▶ [EXTRACTED DATA]
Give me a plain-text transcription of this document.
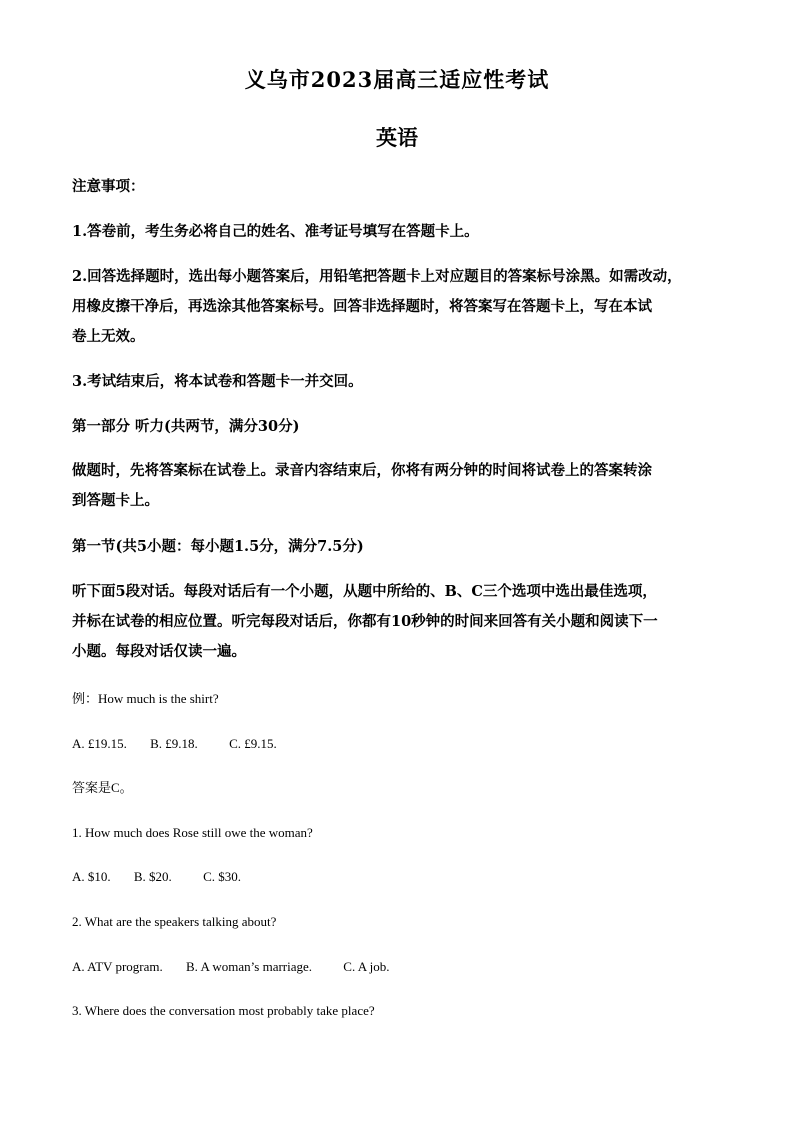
义乌市2023届高三适应性考试
英语
注意事项：
1.答卷前，考生务必将自己的姓名、准考证号填写在答题卡上。
2.回答选择题时，选出每小题答案后，用铅笔把答题卡上对应题目的答案标号涂黑。如需改动，
用橡皮擦干净后，再选涂其他答案标号。回答非选择题时，将答案写在答题卡上，写在本试
卷上无效。
3.考试结束后，将本试卷和答题卡一并交回。
第一部分 听力(共两节，满分30分)
做题时，先将答案标在试卷上。录音内容结束后，你将有两分钟的时间将试卷上的答案转涂
到答题卡上。
第一节(共5小题：每小题1.5分，满分7.5分)
听下面5段对话。每段对话后有一个小题，从题中所给的、B、C三个选项中选出最佳选项，
并标在试卷的相应位置。听完每段对话后，你都有10秒钟的时间来回答有关小题和阅读下一
小题。每段对话仅读一遍。
例：How much is the shirt?
A. £19.15. B. £9.18. C. £9.15.
答案是C。
1. How much does Rose still owe the woman?
A. $10. B. $20. C. $30.
2. What are the speakers talking about?
A. ATV program. B. A woman’s marriage. C. A job.
3. Where does the conversation most probably take place?
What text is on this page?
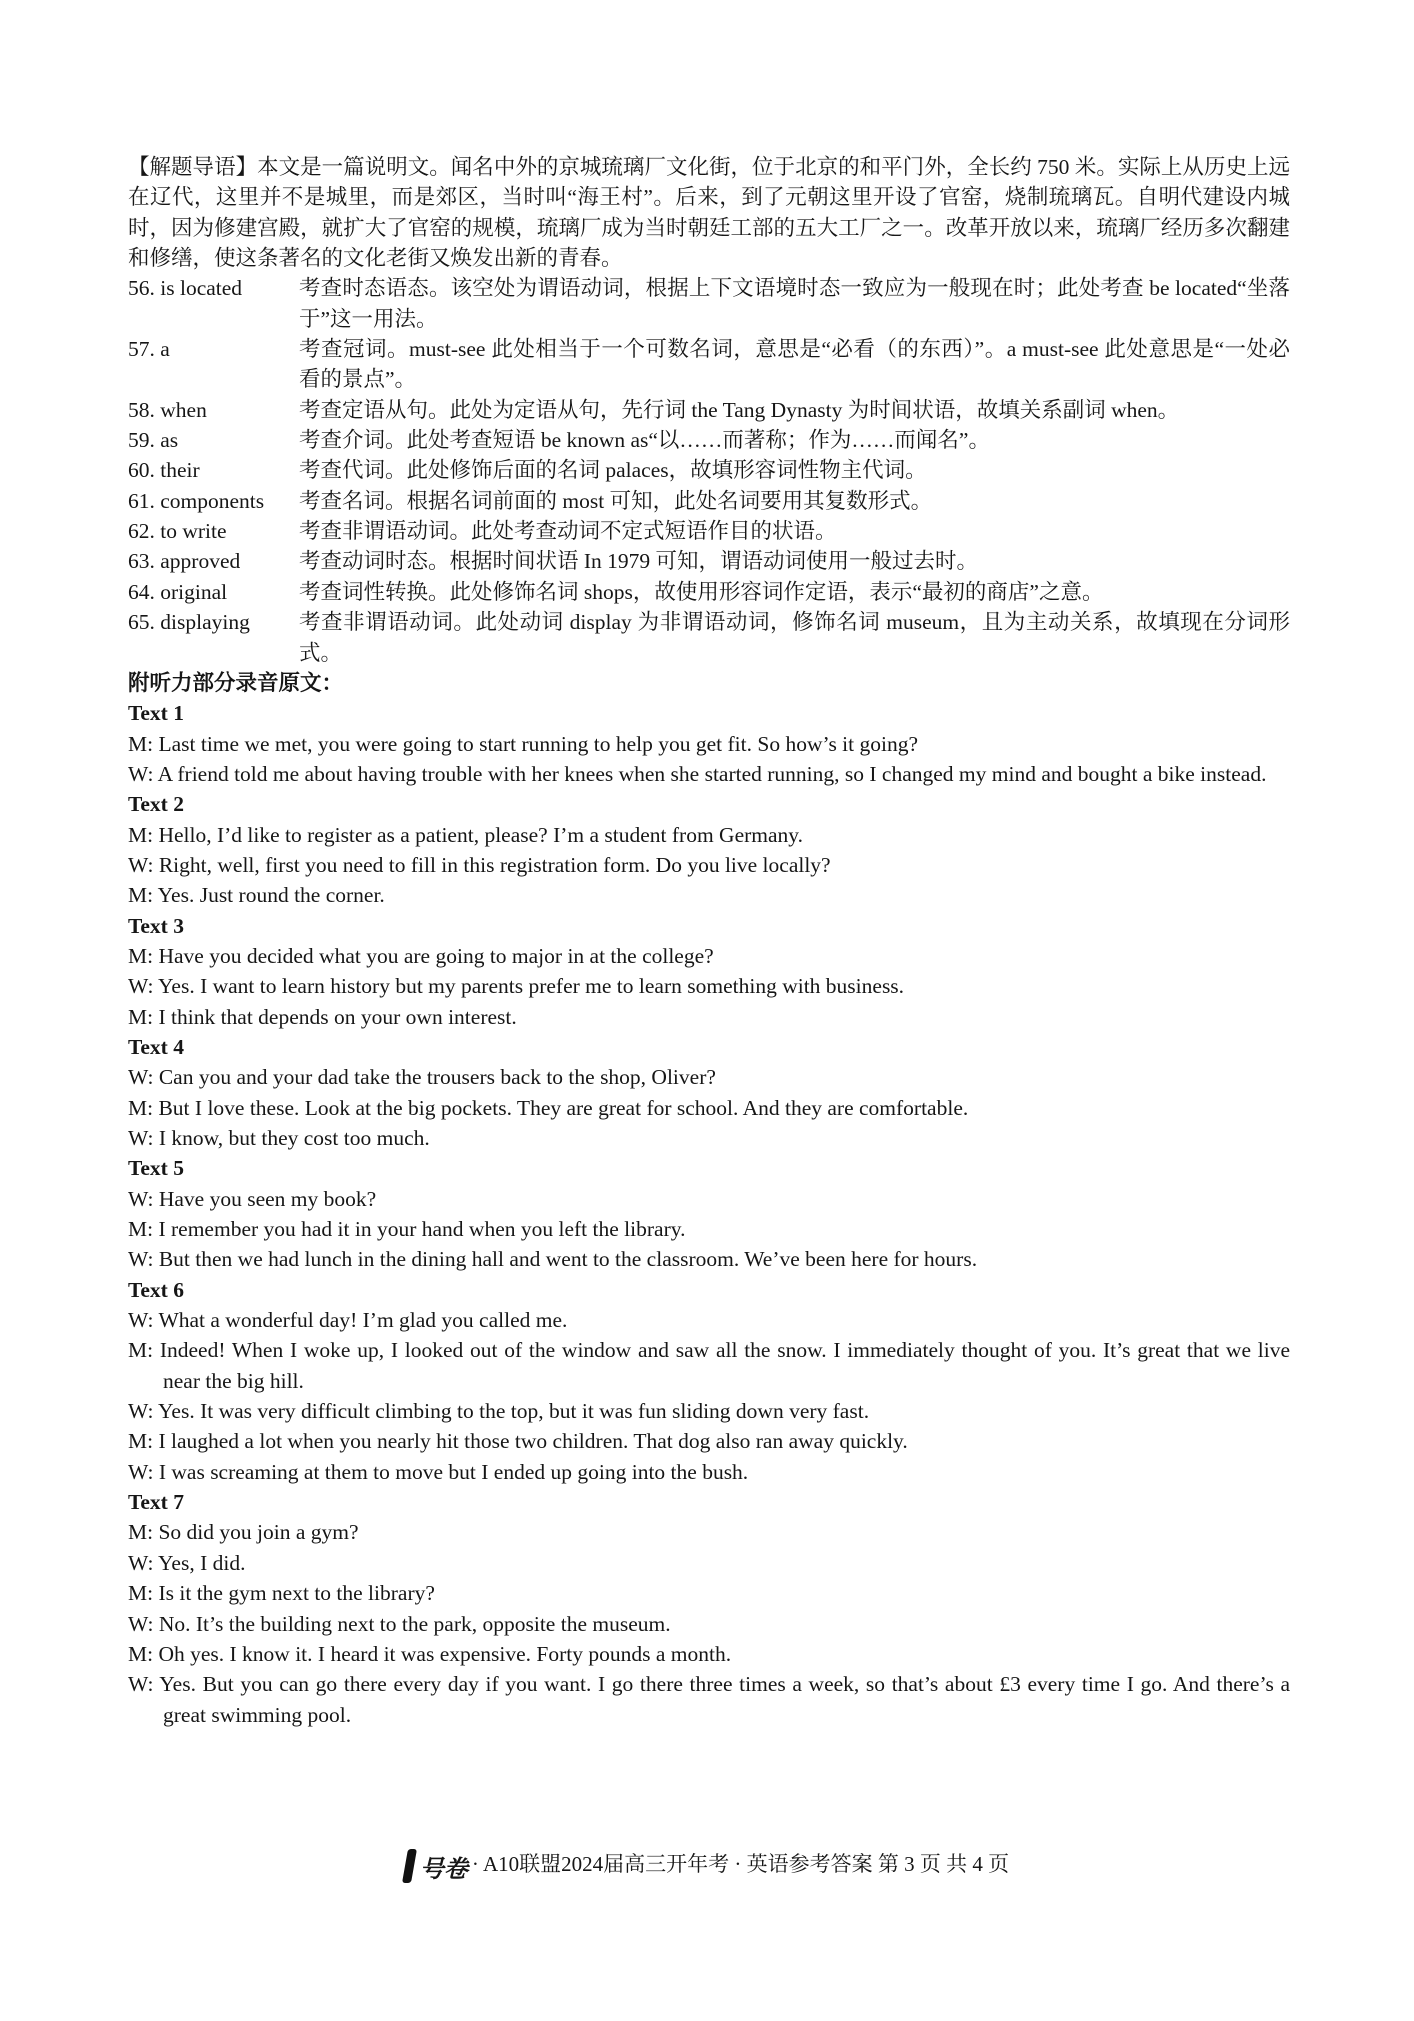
【解题导语】本文是一篇说明文。闻名中外的京城琉璃厂文化街，位于北京的和平门外，全长约 750 米。实际上从历史上远在辽代，这里并不是城里，而是郊区，当时叫“海王村”。后来，到了元朝这里开设了官窑，烧制琉璃瓦。自明代建设内城时，因为修建宫殿，就扩大了官窑的规模，琉璃厂成为当时朝廷工部的五大工厂之一。改革开放以来，琉璃厂经历多次翻建和修缮，使这条著名的文化老街又焕发出新的青春。
56. is located	考查时态语态。该空处为谓语动词，根据上下文语境时态一致应为一般现在时；此处考查 be located“坐落于”这一用法。
57. a	考查冠词。must-see 此处相当于一个可数名词，意思是“必看（的东西）”。a must-see 此处意思是“一处必看的景点”。
58. when	考查定语从句。此处为定语从句，先行词 the Tang Dynasty 为时间状语，故填关系副词 when。
59. as	考查介词。此处考查短语 be known as“以……而著称；作为……而闻名”。
60. their	考查代词。此处修饰后面的名词 palaces，故填形容词性物主代词。
61. components	考查名词。根据名词前面的 most 可知，此处名词要用其复数形式。
62. to write	考查非谓语动词。此处考查动词不定式短语作目的状语。
63. approved	考查动词时态。根据时间状语 In 1979 可知，谓语动词使用一般过去时。
64. original	考查词性转换。此处修饰名词 shops，故使用形容词作定语，表示“最初的商店”之意。
65. displaying	考查非谓语动词。此处动词 display 为非谓语动词，修饰名词 museum，且为主动关系，故填现在分词形式。
附听力部分录音原文：
Text 1
M: Last time we met, you were going to start running to help you get fit. So how’s it going?
W: A friend told me about having trouble with her knees when she started running, so I changed my mind and bought a bike instead.
Text 2
M: Hello, I’d like to register as a patient, please? I’m a student from Germany.
W: Right, well, first you need to fill in this registration form. Do you live locally?
M: Yes. Just round the corner.
Text 3
M: Have you decided what you are going to major in at the college?
W: Yes. I want to learn history but my parents prefer me to learn something with business.
M: I think that depends on your own interest.
Text 4
W: Can you and your dad take the trousers back to the shop, Oliver?
M: But I love these. Look at the big pockets. They are great for school. And they are comfortable.
W: I know, but they cost too much.
Text 5
W: Have you seen my book?
M: I remember you had it in your hand when you left the library.
W: But then we had lunch in the dining hall and went to the classroom. We’ve been here for hours.
Text 6
W: What a wonderful day! I’m glad you called me.
M: Indeed! When I woke up, I looked out of the window and saw all the snow. I immediately thought of you. It’s great that we live near the big hill.
W: Yes. It was very difficult climbing to the top, but it was fun sliding down very fast.
M: I laughed a lot when you nearly hit those two children. That dog also ran away quickly.
W: I was screaming at them to move but I ended up going into the bush.
Text 7
M: So did you join a gym?
W: Yes, I did.
M: Is it the gym next to the library?
W: No. It’s the building next to the park, opposite the museum.
M: Oh yes. I know it. I heard it was expensive. Forty pounds a month.
W: Yes. But you can go there every day if you want. I go there three times a week, so that’s about £3 every time I go. And there’s a great swimming pool.
号卷 · A10联盟2024届高三开年考 · 英语参考答案 第 3 页 共 4 页
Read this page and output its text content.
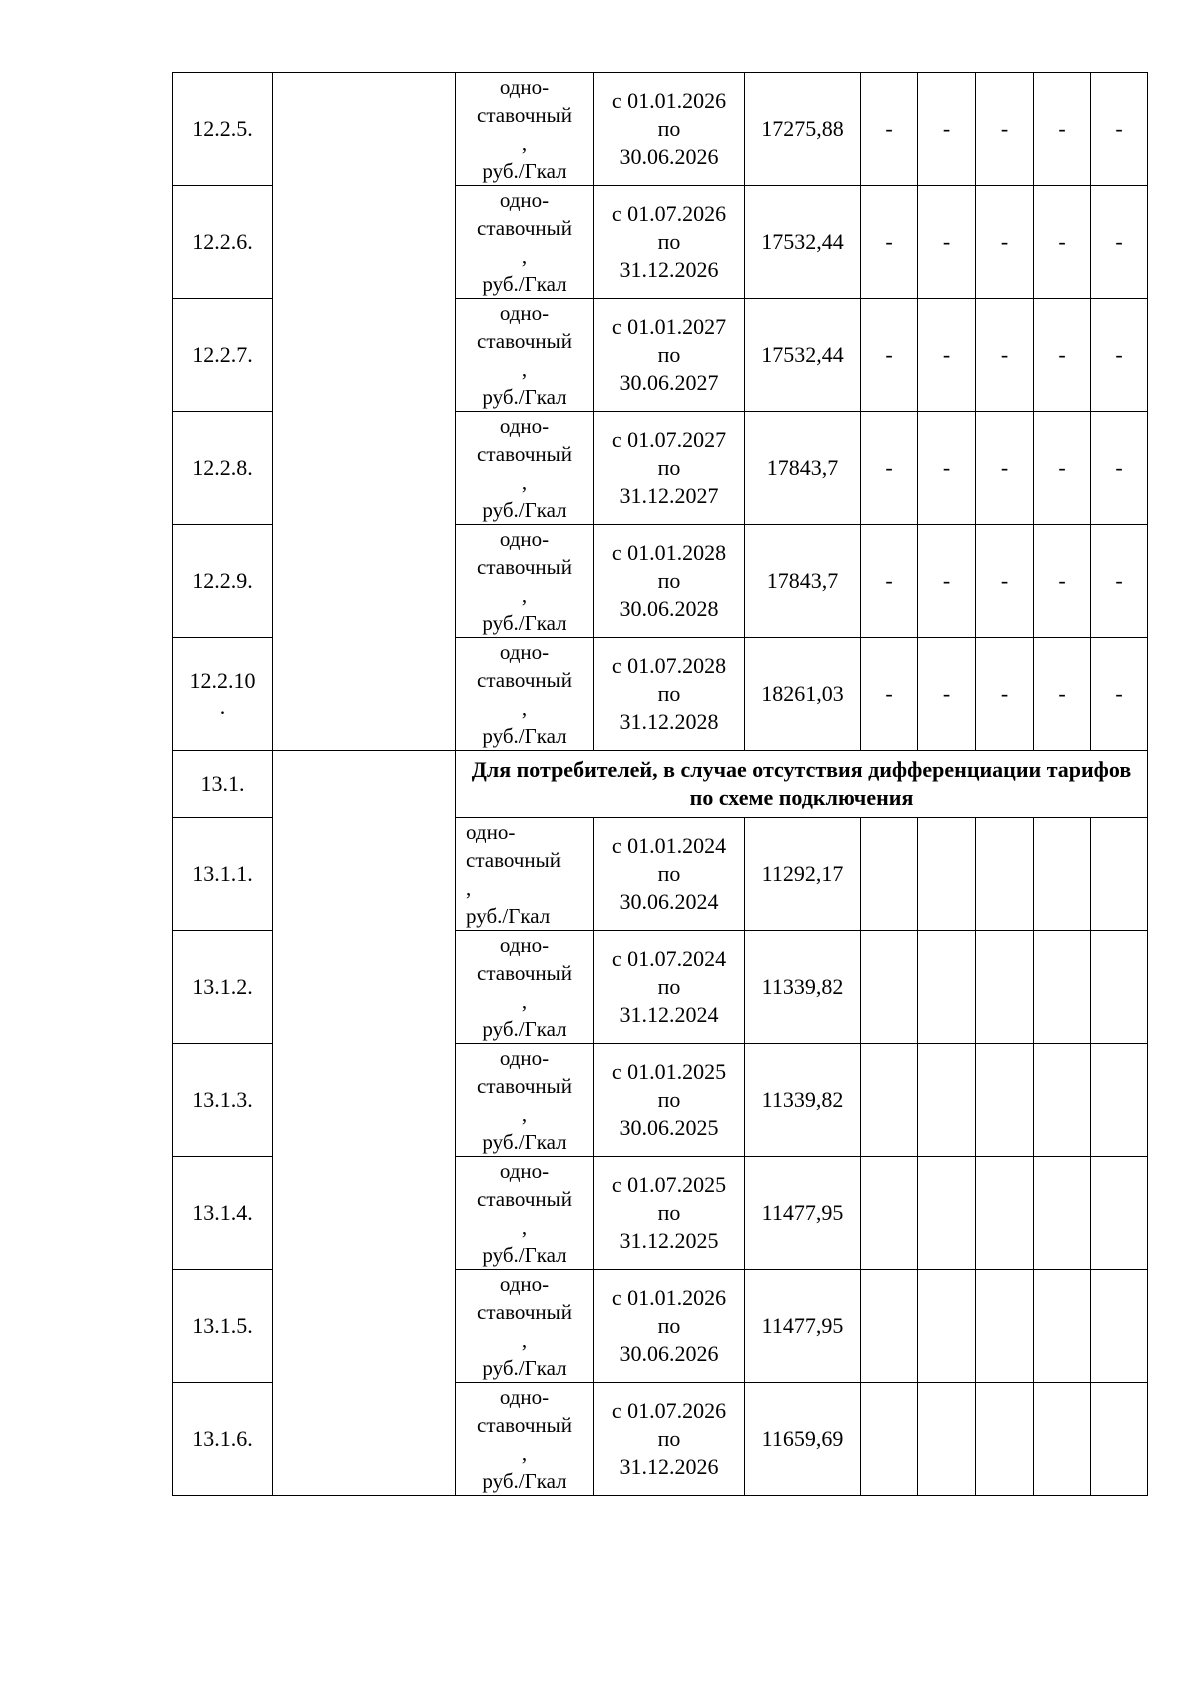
12.2.5.		одно-
ставочный
,
руб./Гкал	с 01.01.2026
по
30.06.2026	17275,88	-	-	-	-	-

12.2.6.		одно-
ставочный
,
руб./Гкал	с 01.07.2026
по
31.12.2026	17532,44	-	-	-	-	-

12.2.7.		одно-
ставочный
,
руб./Гкал	с 01.01.2027
по
30.06.2027	17532,44	-	-	-	-	-

12.2.8.		одно-
ставочный
,
руб./Гкал	с 01.07.2027
по
31.12.2027	17843,7	-	-	-	-	-

12.2.9.		одно-
ставочный
,
руб./Гкал	с 01.01.2028
по
30.06.2028	17843,7	-	-	-	-	-

12.2.10
.		одно-
ставочный
,
руб./Гкал	с 01.07.2028
по
31.12.2028	18261,03	-	-	-	-	-
13.1.		Для потребителей, в случае отсутствия дифференциации тарифов по схеме подключения							

13.1.1.		одно-
ставочный
,
руб./Гкал	с 01.01.2024
по
30.06.2024	11292,17					

13.1.2.		одно-
ставочный
,
руб./Гкал	с 01.07.2024
по
31.12.2024	11339,82					

13.1.3.		одно-
ставочный
,
руб./Гкал	с 01.01.2025
по
30.06.2025	11339,82					

13.1.4.		одно-
ставочный
,
руб./Гкал	с 01.07.2025
по
31.12.2025	11477,95					

13.1.5.		одно-
ставочный
,
руб./Гкал	с 01.01.2026
по
30.06.2026	11477,95					

13.1.6.		одно-
ставочный
,
руб./Гкал	с 01.07.2026
по
31.12.2026	11659,69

▶ [WORK REQUIRED] Without including any picture, repeat the data exactly.

▶ [RIGHT ANSWER]
Give me a plain-text transcription of this document.
义乌市2023届高三适应性考试
英语
注意事项：
1.答卷前，考生务必将自己的姓名、准考证号填写在答题卡上。
2.回答选择题时，选出每小题答案后，用铅笔把答题卡上对应题目的答案标号涂黑。如需改动，
用橡皮擦干净后，再选涂其他答案标号。回答非选择题时，将答案写在答题卡上，写在本试
卷上无效。
3.考试结束后，将本试卷和答题卡一并交回。
第一部分 听力(共两节，满分30分)
做题时，先将答案标在试卷上。录音内容结束后，你将有两分钟的时间将试卷上的答案转涂
到答题卡上。
第一节(共5小题：每小题1.5分，满分7.5分)
听下面5段对话。每段对话后有一个小题，从题中所给的、B、C三个选项中选出最佳选项，
并标在试卷的相应位置。听完每段对话后，你都有10秒钟的时间来回答有关小题和阅读下一
小题。每段对话仅读一遍。
例：How much is the shirt?
A. £19.15. B. £9.18. C. £9.15.
答案是C。
1. How much does Rose still owe the woman?
A. $10. B. $20. C. $30.
2. What are the speakers talking about?
A. ATV program. B. A woman’s marriage. C. A job.
3. Where does the conversation most probably take place?
What text is on this page?
【解题导语】本文是一篇说明文。闻名中外的京城琉璃厂文化街，位于北京的和平门外，全长约 750 米。实际上从历史上远在辽代，这里并不是城里，而是郊区，当时叫“海王村”。后来，到了元朝这里开设了官窑，烧制琉璃瓦。自明代建设内城时，因为修建宫殿，就扩大了官窑的规模，琉璃厂成为当时朝廷工部的五大工厂之一。改革开放以来，琉璃厂经历多次翻建和修缮，使这条著名的文化老街又焕发出新的青春。
56. is located	考查时态语态。该空处为谓语动词，根据上下文语境时态一致应为一般现在时；此处考查 be located“坐落于”这一用法。
57. a	考查冠词。must-see 此处相当于一个可数名词，意思是“必看（的东西）”。a must-see 此处意思是“一处必看的景点”。
58. when	考查定语从句。此处为定语从句，先行词 the Tang Dynasty 为时间状语，故填关系副词 when。
59. as	考查介词。此处考查短语 be known as“以……而著称；作为……而闻名”。
60. their	考查代词。此处修饰后面的名词 palaces，故填形容词性物主代词。
61. components	考查名词。根据名词前面的 most 可知，此处名词要用其复数形式。
62. to write	考查非谓语动词。此处考查动词不定式短语作目的状语。
63. approved	考查动词时态。根据时间状语 In 1979 可知，谓语动词使用一般过去时。
64. original	考查词性转换。此处修饰名词 shops，故使用形容词作定语，表示“最初的商店”之意。
65. displaying	考查非谓语动词。此处动词 display 为非谓语动词，修饰名词 museum，且为主动关系，故填现在分词形式。
附听力部分录音原文：
Text 1
M: Last time we met, you were going to start running to help you get fit. So how’s it going?
W: A friend told me about having trouble with her knees when she started running, so I changed my mind and bought a bike instead.
Text 2
M: Hello, I’d like to register as a patient, please? I’m a student from Germany.
W: Right, well, first you need to fill in this registration form. Do you live locally?
M: Yes. Just round the corner.
Text 3
M: Have you decided what you are going to major in at the college?
W: Yes. I want to learn history but my parents prefer me to learn something with business.
M: I think that depends on your own interest.
Text 4
W: Can you and your dad take the trousers back to the shop, Oliver?
M: But I love these. Look at the big pockets. They are great for school. And they are comfortable.
W: I know, but they cost too much.
Text 5
W: Have you seen my book?
M: I remember you had it in your hand when you left the library.
W: But then we had lunch in the dining hall and went to the classroom. We’ve been here for hours.
Text 6
W: What a wonderful day! I’m glad you called me.
M: Indeed! When I woke up, I looked out of the window and saw all the snow. I immediately thought of you. It’s great that we live near the big hill.
W: Yes. It was very difficult climbing to the top, but it was fun sliding down very fast.
M: I laughed a lot when you nearly hit those two children. That dog also ran away quickly.
W: I was screaming at them to move but I ended up going into the bush.
Text 7
M: So did you join a gym?
W: Yes, I did.
M: Is it the gym next to the library?
W: No. It’s the building next to the park, opposite the museum.
M: Oh yes. I know it. I heard it was expensive. Forty pounds a month.
W: Yes. But you can go there every day if you want. I go there three times a week, so that’s about £3 every time I go. And there’s a great swimming pool.
号卷 · A10联盟2024届高三开年考 · 英语参考答案 第 3 页 共 4 页
Read this page and output its text content.
12.2.5.		одно-
ставочный
,
руб./Гкал	с 01.01.2026
по
30.06.2026	17275,88	-	-	-	-	-

12.2.6.		одно-
ставочный
,
руб./Гкал	с 01.07.2026
по
31.12.2026	17532,44	-	-	-	-	-

12.2.7.		одно-
ставочный
,
руб./Гкал	с 01.01.2027
по
30.06.2027	17532,44	-	-	-	-	-

12.2.8.		одно-
ставочный
,
руб./Гкал	с 01.07.2027
по
31.12.2027	17843,7	-	-	-	-	-

12.2.9.		одно-
ставочный
,
руб./Гкал	с 01.01.2028
по
30.06.2028	17843,7	-	-	-	-	-

12.2.10
.		одно-
ставочный
,
руб./Гкал	с 01.07.2028
по
31.12.2028	18261,03	-	-	-	-	-
13.1.		Для потребителей, в случае отсутствия дифференциации тарифов по схеме подключения							

13.1.1.		одно-
ставочный
,
руб./Гкал	с 01.01.2024
по
30.06.2024	11292,17					

13.1.2.		одно-
ставочный
,
руб./Гкал	с 01.07.2024
по
31.12.2024	11339,82					

13.1.3.		одно-
ставочный
,
руб./Гкал	с 01.01.2025
по
30.06.2025	11339,82					

13.1.4.		одно-
ставочный
,
руб./Гкал	с 01.07.2025
по
31.12.2025	11477,95					

13.1.5.		одно-
ставочный
,
руб./Гкал	с 01.01.2026
по
30.06.2026	11477,95					

13.1.6.		одно-
ставочный
,
руб./Гкал	с 01.07.2026
по
31.12.2026	11659,69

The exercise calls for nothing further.